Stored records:
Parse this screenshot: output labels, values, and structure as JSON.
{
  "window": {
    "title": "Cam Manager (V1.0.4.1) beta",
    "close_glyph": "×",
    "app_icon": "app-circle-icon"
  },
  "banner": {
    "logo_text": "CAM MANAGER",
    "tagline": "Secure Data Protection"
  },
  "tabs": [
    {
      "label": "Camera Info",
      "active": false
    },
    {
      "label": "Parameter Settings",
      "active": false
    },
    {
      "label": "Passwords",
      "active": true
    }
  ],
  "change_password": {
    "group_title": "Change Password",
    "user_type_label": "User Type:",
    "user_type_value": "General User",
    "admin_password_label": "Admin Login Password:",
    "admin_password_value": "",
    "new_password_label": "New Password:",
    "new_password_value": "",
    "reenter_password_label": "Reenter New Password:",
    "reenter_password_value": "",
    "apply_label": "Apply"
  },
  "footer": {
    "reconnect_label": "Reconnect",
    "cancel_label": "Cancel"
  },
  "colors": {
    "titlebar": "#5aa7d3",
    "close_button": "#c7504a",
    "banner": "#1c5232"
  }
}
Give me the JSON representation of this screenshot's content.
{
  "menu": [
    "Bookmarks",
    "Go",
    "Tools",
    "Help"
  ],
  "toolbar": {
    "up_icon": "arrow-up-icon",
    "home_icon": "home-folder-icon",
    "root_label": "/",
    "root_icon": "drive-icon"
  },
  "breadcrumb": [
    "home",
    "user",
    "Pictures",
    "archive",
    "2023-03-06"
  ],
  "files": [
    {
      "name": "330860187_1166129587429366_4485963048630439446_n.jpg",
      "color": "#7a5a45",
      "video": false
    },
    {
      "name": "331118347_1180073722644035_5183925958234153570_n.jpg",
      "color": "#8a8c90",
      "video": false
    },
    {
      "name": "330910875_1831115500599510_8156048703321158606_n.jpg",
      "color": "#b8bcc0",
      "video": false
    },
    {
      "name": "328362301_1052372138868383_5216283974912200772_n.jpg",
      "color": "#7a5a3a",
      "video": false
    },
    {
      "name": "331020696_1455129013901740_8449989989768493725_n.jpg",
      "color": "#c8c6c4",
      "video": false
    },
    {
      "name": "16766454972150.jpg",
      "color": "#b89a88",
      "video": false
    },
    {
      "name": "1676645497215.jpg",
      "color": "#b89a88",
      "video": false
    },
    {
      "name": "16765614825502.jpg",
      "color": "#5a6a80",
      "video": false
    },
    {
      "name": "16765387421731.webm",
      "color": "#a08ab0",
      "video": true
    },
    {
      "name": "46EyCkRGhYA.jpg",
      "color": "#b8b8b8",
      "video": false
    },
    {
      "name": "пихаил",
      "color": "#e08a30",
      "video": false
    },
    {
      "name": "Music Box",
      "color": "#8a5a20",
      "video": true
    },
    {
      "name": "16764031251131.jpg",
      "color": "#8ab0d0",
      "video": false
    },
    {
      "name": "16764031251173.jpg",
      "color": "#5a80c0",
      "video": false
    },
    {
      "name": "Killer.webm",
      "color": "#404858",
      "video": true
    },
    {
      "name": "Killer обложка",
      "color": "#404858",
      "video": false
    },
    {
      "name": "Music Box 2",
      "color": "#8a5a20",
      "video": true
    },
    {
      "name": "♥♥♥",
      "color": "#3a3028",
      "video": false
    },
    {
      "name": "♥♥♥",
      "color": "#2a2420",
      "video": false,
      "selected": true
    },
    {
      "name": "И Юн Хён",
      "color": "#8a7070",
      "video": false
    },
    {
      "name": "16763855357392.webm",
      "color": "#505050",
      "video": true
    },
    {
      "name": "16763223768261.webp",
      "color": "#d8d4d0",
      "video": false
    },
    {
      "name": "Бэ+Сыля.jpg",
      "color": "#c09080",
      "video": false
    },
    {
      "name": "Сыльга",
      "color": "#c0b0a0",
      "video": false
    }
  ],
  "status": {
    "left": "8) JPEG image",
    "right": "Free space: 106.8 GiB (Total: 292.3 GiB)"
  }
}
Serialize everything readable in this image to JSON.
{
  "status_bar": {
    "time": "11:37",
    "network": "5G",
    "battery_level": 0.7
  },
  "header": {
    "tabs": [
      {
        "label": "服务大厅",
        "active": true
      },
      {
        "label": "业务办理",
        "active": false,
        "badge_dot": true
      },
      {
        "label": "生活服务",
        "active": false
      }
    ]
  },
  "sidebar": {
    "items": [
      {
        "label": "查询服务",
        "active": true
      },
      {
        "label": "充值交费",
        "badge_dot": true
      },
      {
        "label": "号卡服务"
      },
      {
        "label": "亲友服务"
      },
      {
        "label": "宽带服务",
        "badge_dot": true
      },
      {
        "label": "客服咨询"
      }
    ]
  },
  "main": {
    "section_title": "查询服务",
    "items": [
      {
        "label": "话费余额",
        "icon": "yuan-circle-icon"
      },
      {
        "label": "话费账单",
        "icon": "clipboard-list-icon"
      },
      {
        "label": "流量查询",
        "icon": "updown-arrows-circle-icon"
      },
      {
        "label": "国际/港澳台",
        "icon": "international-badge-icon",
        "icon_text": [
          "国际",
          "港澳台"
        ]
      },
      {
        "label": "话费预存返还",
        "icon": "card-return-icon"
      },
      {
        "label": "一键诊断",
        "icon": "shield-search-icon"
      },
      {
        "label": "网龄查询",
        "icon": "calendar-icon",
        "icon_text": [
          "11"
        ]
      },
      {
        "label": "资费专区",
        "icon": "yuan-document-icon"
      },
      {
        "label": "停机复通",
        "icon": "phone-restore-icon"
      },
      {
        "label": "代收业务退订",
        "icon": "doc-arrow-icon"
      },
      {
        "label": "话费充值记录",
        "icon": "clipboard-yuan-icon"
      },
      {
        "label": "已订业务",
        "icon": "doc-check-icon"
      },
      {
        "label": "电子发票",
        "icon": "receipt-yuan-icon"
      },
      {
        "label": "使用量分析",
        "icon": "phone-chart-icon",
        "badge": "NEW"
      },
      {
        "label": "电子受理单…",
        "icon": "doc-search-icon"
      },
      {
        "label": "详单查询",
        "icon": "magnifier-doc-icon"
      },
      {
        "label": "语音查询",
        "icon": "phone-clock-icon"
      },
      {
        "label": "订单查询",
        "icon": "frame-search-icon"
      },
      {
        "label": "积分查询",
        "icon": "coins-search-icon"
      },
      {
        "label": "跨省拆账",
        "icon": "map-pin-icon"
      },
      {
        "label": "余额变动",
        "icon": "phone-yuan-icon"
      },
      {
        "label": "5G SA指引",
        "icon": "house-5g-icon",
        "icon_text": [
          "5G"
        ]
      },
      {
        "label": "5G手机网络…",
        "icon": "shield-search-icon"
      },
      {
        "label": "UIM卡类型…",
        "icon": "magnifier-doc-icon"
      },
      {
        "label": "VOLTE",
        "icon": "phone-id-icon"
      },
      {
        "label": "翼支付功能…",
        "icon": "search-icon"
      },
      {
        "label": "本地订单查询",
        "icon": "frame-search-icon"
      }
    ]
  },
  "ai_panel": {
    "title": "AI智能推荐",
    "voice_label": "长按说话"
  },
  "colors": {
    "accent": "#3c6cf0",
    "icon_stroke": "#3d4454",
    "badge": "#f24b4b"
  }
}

» **WRITTEN INSTRUCTION**
Show each line holding the word "circle".

» **WORKED SOLUTION**
    "app_icon": "app-circle-icon"
        "icon": "yuan-circle-icon"
        "icon": "updown-arrows-circle-icon"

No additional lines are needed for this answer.